Exercise requirements:
Repeat the material exactly as it appears.

START Exercise materials

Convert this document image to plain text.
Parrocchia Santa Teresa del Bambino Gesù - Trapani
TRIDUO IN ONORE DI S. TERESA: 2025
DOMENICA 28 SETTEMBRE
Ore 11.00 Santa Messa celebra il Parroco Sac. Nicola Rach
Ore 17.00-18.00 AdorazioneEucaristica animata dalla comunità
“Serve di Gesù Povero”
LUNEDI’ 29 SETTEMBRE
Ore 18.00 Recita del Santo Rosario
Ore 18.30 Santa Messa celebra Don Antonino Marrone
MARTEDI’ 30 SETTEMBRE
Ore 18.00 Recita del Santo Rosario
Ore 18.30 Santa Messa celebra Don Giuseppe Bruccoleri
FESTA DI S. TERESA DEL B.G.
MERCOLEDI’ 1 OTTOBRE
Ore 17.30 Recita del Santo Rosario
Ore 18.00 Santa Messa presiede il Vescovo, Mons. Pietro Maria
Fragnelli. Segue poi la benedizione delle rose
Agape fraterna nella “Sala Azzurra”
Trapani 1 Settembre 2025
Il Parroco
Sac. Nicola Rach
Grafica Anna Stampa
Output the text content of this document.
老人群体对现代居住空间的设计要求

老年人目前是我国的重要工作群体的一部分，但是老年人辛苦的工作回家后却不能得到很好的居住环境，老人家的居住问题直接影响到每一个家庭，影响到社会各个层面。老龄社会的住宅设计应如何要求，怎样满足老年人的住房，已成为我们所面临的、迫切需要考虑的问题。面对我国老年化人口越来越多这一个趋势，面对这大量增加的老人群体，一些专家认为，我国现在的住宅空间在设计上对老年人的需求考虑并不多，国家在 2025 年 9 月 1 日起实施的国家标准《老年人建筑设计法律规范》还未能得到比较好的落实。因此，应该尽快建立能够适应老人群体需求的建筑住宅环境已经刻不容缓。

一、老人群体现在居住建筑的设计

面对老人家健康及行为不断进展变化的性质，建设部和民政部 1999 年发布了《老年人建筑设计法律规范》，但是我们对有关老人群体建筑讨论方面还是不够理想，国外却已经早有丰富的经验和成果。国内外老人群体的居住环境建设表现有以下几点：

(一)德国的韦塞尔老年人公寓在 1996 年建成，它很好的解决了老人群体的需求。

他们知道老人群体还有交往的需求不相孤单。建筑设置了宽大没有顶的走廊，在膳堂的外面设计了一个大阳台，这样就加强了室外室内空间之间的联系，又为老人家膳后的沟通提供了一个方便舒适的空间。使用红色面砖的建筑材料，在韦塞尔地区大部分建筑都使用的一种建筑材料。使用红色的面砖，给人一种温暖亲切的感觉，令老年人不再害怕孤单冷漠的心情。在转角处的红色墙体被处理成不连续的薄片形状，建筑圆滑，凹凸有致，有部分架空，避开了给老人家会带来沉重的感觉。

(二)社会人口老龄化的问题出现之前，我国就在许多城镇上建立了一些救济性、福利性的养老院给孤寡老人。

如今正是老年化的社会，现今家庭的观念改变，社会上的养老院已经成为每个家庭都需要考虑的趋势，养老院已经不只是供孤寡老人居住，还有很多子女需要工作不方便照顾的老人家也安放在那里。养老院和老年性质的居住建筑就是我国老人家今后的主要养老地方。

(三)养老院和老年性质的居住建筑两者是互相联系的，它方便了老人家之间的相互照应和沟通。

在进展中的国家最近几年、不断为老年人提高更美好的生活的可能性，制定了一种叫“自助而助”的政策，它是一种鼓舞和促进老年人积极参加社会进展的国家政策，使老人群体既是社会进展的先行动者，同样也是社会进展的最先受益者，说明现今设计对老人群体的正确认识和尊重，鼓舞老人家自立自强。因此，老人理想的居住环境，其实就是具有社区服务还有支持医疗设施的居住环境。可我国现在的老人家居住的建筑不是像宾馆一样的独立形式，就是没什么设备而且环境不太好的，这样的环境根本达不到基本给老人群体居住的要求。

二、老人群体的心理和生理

END Exercise materials

Solution for this task:
Convert this document image to plain text.
Parrocchia Santa Teresa del Bambino Gesù - Trapani
TRIDUO IN ONORE DI S. TERESA: 2025
DOMENICA 28 SETTEMBRE
Ore 11.00 Santa Messa celebra il Parroco Sac. Nicola Rach
Ore 17.00-18.00 AdorazioneEucaristica animata dalla comunità
“Serve di Gesù Povero”
LUNEDI’ 29 SETTEMBRE
Ore 18.00 Recita del Santo Rosario
Ore 18.30 Santa Messa celebra Don Antonino Marrone
MARTEDI’ 30 SETTEMBRE
Ore 18.00 Recita del Santo Rosario
Ore 18.30 Santa Messa celebra Don Giuseppe Bruccoleri
FESTA DI S. TERESA DEL B.G.
MERCOLEDI’ 1 OTTOBRE
Ore 17.30 Recita del Santo Rosario
Ore 18.00 Santa Messa presiede il Vescovo, Mons. Pietro Maria
Fragnelli. Segue poi la benedizione delle rose
Agape fraterna nella “Sala Azzurra”
Trapani 1 Settembre 2025
Il Parroco
Sac. Nicola Rach
Grafica Anna Stampa
Output the text content of this document.
老人群体对现代居住空间的设计要求

老年人目前是我国的重要工作群体的一部分，但是老年人辛苦的工作回家后却不能得到很好的居住环境，老人家的居住问题直接影响到每一个家庭，影响到社会各个层面。老龄社会的住宅设计应如何要求，怎样满足老年人的住房，已成为我们所面临的、迫切需要考虑的问题。面对我国老年化人口越来越多这一个趋势，面对这大量增加的老人群体，一些专家认为，我国现在的住宅空间在设计上对老年人的需求考虑并不多，国家在 2025 年 9 月 1 日起实施的国家标准《老年人建筑设计法律规范》还未能得到比较好的落实。因此，应该尽快建立能够适应老人群体需求的建筑住宅环境已经刻不容缓。

一、老人群体现在居住建筑的设计

面对老人家健康及行为不断进展变化的性质，建设部和民政部 1999 年发布了《老年人建筑设计法律规范》，但是我们对有关老人群体建筑讨论方面还是不够理想，国外却已经早有丰富的经验和成果。国内外老人群体的居住环境建设表现有以下几点：

(一)德国的韦塞尔老年人公寓在 1996 年建成，它很好的解决了老人群体的需求。

他们知道老人群体还有交往的需求不相孤单。建筑设置了宽大没有顶的走廊，在膳堂的外面设计了一个大阳台，这样就加强了室外室内空间之间的联系，又为老人家膳后的沟通提供了一个方便舒适的空间。使用红色面砖的建筑材料，在韦塞尔地区大部分建筑都使用的一种建筑材料。使用红色的面砖，给人一种温暖亲切的感觉，令老年人不再害怕孤单冷漠的心情。在转角处的红色墙体被处理成不连续的薄片形状，建筑圆滑，凹凸有致，有部分架空，避开了给老人家会带来沉重的感觉。

(二)社会人口老龄化的问题出现之前，我国就在许多城镇上建立了一些救济性、福利性的养老院给孤寡老人。

如今正是老年化的社会，现今家庭的观念改变，社会上的养老院已经成为每个家庭都需要考虑的趋势，养老院已经不只是供孤寡老人居住，还有很多子女需要工作不方便照顾的老人家也安放在那里。养老院和老年性质的居住建筑就是我国老人家今后的主要养老地方。

(三)养老院和老年性质的居住建筑两者是互相联系的，它方便了老人家之间的相互照应和沟通。

在进展中的国家最近几年、不断为老年人提高更美好的生活的可能性，制定了一种叫“自助而助”的政策，它是一种鼓舞和促进老年人积极参加社会进展的国家政策，使老人群体既是社会进展的先行动者，同样也是社会进展的最先受益者，说明现今设计对老人群体的正确认识和尊重，鼓舞老人家自立自强。因此，老人理想的居住环境，其实就是具有社区服务还有支持医疗设施的居住环境。可我国现在的老人家居住的建筑不是像宾馆一样的独立形式，就是没什么设备而且环境不太好的，这样的环境根本达不到基本给老人群体居住的要求。

二、老人群体的心理和生理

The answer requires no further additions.